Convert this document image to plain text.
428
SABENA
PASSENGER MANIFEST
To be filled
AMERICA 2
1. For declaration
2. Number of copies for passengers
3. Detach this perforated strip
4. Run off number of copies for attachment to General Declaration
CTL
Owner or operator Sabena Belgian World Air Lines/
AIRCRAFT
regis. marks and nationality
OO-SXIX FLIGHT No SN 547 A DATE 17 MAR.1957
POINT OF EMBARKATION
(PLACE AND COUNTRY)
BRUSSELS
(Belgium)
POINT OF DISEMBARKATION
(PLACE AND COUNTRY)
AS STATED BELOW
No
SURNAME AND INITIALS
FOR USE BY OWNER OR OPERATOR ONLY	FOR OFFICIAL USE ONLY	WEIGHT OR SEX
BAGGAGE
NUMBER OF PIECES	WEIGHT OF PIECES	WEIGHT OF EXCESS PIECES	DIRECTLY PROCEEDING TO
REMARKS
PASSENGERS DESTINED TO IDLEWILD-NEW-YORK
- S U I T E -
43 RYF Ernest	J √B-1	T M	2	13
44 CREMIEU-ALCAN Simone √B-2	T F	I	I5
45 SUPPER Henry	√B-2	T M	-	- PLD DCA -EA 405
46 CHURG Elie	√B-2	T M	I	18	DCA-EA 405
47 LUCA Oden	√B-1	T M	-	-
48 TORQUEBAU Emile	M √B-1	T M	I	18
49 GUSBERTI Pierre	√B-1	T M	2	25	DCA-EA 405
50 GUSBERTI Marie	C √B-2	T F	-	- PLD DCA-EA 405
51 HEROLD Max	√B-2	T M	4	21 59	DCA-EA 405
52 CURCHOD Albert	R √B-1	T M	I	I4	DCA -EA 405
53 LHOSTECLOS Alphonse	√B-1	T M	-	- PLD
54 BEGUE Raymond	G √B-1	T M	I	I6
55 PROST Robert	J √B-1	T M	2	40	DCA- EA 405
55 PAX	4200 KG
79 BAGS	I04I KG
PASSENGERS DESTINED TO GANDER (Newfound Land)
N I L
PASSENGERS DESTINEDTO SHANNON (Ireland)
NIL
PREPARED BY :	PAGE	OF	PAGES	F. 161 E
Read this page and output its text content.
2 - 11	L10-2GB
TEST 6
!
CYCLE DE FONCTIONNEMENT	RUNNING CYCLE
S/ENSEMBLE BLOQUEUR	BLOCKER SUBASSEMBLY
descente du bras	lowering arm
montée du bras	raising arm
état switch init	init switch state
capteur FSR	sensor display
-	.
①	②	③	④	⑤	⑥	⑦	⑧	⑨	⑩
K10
.....
Gather, from the listing above, every line carrying the word "text".

WRITTEN RESPONSE:
Convert this document image to plain text.
Read this page and output its text content.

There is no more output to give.